_MATERIAL TO PROCESS:_
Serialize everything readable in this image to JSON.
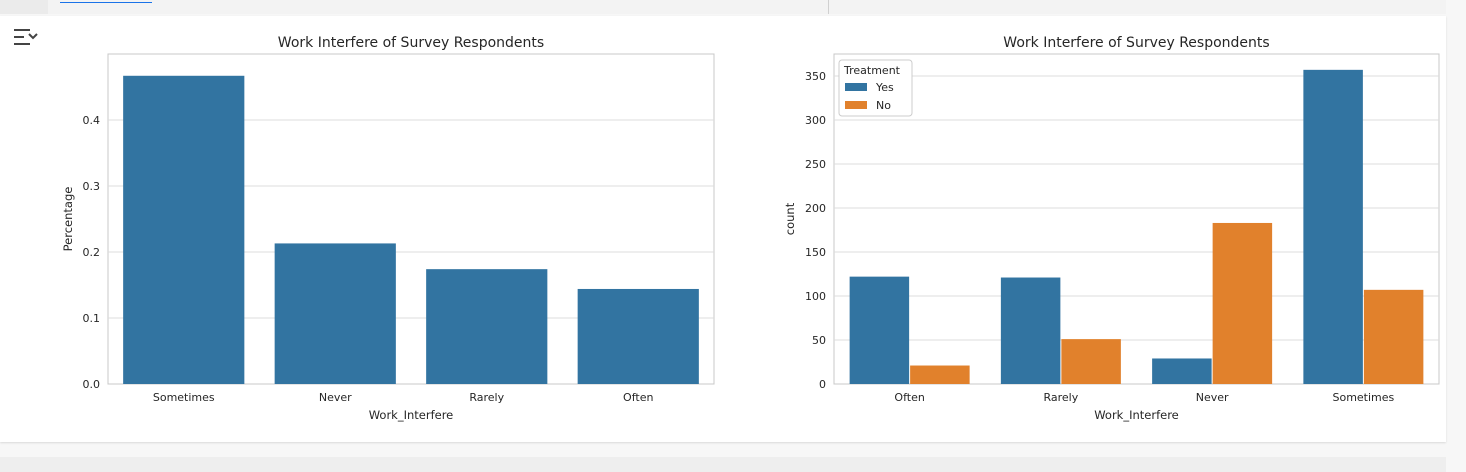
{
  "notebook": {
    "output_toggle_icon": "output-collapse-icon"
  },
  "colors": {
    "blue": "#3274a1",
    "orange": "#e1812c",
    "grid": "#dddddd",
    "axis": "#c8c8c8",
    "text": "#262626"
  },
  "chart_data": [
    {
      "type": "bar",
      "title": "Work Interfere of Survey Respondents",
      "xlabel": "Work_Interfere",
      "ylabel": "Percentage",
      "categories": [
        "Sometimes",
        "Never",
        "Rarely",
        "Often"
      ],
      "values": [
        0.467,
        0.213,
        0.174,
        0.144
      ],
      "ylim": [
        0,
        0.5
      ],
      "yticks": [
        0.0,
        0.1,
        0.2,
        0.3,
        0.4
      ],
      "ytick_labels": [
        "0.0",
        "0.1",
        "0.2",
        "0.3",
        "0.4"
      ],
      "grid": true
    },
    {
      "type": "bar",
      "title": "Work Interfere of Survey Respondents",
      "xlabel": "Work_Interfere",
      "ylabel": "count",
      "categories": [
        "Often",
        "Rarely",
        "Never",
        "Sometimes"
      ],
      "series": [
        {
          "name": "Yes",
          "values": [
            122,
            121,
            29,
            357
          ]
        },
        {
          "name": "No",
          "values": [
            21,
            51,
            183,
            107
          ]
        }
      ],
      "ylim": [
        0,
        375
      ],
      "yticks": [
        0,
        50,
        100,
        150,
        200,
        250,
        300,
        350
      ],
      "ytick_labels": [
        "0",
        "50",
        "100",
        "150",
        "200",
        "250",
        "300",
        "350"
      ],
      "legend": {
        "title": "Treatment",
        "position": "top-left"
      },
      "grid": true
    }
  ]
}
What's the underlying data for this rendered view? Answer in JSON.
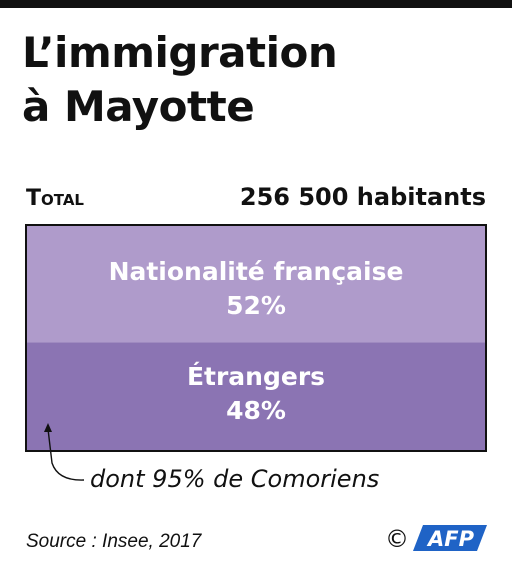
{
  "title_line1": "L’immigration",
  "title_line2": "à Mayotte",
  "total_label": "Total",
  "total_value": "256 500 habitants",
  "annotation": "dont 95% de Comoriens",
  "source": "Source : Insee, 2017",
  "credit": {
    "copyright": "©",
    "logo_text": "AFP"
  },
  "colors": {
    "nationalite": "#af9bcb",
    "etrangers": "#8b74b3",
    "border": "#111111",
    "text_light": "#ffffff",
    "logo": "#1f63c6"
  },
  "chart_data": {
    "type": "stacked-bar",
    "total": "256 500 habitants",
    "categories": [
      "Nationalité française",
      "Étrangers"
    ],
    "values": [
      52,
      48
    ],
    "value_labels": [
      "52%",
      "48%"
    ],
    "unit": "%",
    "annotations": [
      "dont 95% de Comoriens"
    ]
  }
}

_WORK TO COMPLETE:_ Quote the records in their entirety, keeping the wording exact and excluding pictures.

_RESULT:_
Serialize everything readable in this image to JSON.
{
  "notebook": {
    "output_toggle_icon": "output-collapse-icon"
  },
  "colors": {
    "blue": "#3274a1",
    "orange": "#e1812c",
    "grid": "#dddddd",
    "axis": "#c8c8c8",
    "text": "#262626"
  },
  "chart_data": [
    {
      "type": "bar",
      "title": "Work Interfere of Survey Respondents",
      "xlabel": "Work_Interfere",
      "ylabel": "Percentage",
      "categories": [
        "Sometimes",
        "Never",
        "Rarely",
        "Often"
      ],
      "values": [
        0.467,
        0.213,
        0.174,
        0.144
      ],
      "ylim": [
        0,
        0.5
      ],
      "yticks": [
        0.0,
        0.1,
        0.2,
        0.3,
        0.4
      ],
      "ytick_labels": [
        "0.0",
        "0.1",
        "0.2",
        "0.3",
        "0.4"
      ],
      "grid": true
    },
    {
      "type": "bar",
      "title": "Work Interfere of Survey Respondents",
      "xlabel": "Work_Interfere",
      "ylabel": "count",
      "categories": [
        "Often",
        "Rarely",
        "Never",
        "Sometimes"
      ],
      "series": [
        {
          "name": "Yes",
          "values": [
            122,
            121,
            29,
            357
          ]
        },
        {
          "name": "No",
          "values": [
            21,
            51,
            183,
            107
          ]
        }
      ],
      "ylim": [
        0,
        375
      ],
      "yticks": [
        0,
        50,
        100,
        150,
        200,
        250,
        300,
        350
      ],
      "ytick_labels": [
        "0",
        "50",
        "100",
        "150",
        "200",
        "250",
        "300",
        "350"
      ],
      "legend": {
        "title": "Treatment",
        "position": "top-left"
      },
      "grid": true
    }
  ]
}
What's the underlying data for this rendered view? Answer in JSON.
{
  "title_line1": "L’immigration",
  "title_line2": "à Mayotte",
  "total_label": "Total",
  "total_value": "256 500 habitants",
  "annotation": "dont 95% de Comoriens",
  "source": "Source : Insee, 2017",
  "credit": {
    "copyright": "©",
    "logo_text": "AFP"
  },
  "colors": {
    "nationalite": "#af9bcb",
    "etrangers": "#8b74b3",
    "border": "#111111",
    "text_light": "#ffffff",
    "logo": "#1f63c6"
  },
  "chart_data": {
    "type": "stacked-bar",
    "total": "256 500 habitants",
    "categories": [
      "Nationalité française",
      "Étrangers"
    ],
    "values": [
      52,
      48
    ],
    "value_labels": [
      "52%",
      "48%"
    ],
    "unit": "%",
    "annotations": [
      "dont 95% de Comoriens"
    ]
  }
}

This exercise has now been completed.